Required work.
Select, from the material below, each line with "title" in it.

Materials provided.

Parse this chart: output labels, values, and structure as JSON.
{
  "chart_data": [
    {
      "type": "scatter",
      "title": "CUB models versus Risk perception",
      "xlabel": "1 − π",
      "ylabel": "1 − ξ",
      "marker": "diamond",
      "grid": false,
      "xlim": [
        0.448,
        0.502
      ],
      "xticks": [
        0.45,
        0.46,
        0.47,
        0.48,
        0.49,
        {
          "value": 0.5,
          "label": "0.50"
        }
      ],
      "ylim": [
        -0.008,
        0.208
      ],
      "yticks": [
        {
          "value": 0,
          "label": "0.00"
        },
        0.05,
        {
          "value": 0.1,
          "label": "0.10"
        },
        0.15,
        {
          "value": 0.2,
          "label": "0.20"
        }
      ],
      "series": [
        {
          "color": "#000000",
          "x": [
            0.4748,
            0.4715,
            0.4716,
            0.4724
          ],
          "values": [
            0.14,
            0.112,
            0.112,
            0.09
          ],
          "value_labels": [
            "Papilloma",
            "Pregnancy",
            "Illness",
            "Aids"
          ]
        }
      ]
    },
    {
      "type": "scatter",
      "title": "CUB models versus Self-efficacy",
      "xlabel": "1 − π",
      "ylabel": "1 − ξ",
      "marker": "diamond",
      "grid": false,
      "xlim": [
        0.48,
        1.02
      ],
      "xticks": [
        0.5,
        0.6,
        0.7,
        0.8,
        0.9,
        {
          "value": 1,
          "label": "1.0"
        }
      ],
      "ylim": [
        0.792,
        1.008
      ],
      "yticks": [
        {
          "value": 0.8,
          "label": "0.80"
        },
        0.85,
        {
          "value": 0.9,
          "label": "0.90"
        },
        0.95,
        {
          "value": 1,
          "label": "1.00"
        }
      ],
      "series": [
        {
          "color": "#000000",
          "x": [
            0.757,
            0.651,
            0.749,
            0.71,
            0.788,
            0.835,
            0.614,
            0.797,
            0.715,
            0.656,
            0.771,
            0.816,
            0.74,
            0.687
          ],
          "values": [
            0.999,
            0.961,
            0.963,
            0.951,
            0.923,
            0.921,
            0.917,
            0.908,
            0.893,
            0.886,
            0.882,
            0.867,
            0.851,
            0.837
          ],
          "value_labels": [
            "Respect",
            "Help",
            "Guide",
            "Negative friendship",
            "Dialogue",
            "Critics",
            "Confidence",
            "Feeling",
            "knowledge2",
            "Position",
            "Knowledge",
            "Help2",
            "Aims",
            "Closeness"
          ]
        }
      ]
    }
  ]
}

==

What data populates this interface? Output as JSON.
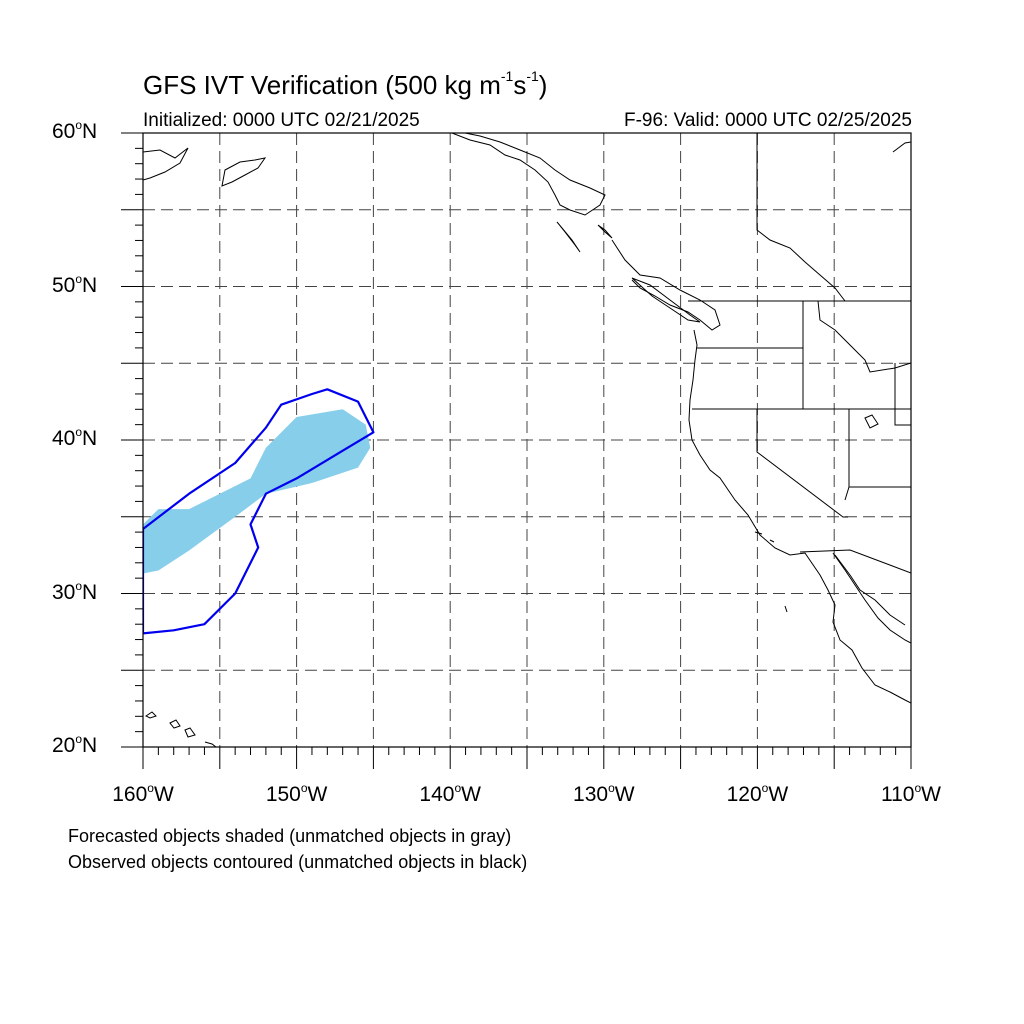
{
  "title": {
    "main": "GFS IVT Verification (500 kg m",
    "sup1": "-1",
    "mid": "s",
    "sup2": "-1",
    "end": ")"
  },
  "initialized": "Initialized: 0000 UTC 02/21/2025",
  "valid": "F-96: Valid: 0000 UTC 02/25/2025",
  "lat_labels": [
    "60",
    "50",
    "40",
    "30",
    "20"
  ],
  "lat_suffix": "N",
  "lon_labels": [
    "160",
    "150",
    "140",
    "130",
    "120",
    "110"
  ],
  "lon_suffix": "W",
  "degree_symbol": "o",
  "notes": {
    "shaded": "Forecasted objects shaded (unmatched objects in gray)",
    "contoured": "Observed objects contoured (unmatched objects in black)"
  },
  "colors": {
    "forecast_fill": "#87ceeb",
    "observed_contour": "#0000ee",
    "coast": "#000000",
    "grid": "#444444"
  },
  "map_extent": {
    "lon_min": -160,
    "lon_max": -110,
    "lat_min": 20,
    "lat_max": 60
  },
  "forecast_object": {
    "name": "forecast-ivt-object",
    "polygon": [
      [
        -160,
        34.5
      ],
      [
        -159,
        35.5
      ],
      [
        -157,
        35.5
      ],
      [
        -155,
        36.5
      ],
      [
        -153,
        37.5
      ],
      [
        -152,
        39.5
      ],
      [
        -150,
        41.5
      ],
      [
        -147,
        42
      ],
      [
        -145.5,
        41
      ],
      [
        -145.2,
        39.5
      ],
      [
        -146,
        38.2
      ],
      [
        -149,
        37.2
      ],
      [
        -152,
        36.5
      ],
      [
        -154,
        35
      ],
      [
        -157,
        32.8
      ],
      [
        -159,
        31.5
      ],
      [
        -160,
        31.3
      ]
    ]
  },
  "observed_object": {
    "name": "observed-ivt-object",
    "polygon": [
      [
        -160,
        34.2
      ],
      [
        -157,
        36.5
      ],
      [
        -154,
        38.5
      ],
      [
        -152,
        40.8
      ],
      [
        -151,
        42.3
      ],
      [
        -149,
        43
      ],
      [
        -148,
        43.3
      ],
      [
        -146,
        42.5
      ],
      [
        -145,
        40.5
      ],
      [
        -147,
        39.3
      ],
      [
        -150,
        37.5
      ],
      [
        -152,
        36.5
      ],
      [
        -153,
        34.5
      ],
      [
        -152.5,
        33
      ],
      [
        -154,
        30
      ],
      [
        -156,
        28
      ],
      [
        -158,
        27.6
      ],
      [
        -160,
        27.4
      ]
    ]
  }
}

Full output.
      "title": "CUB models versus Risk perception",
      "title": "CUB models versus Self-efficacy",
  "title": {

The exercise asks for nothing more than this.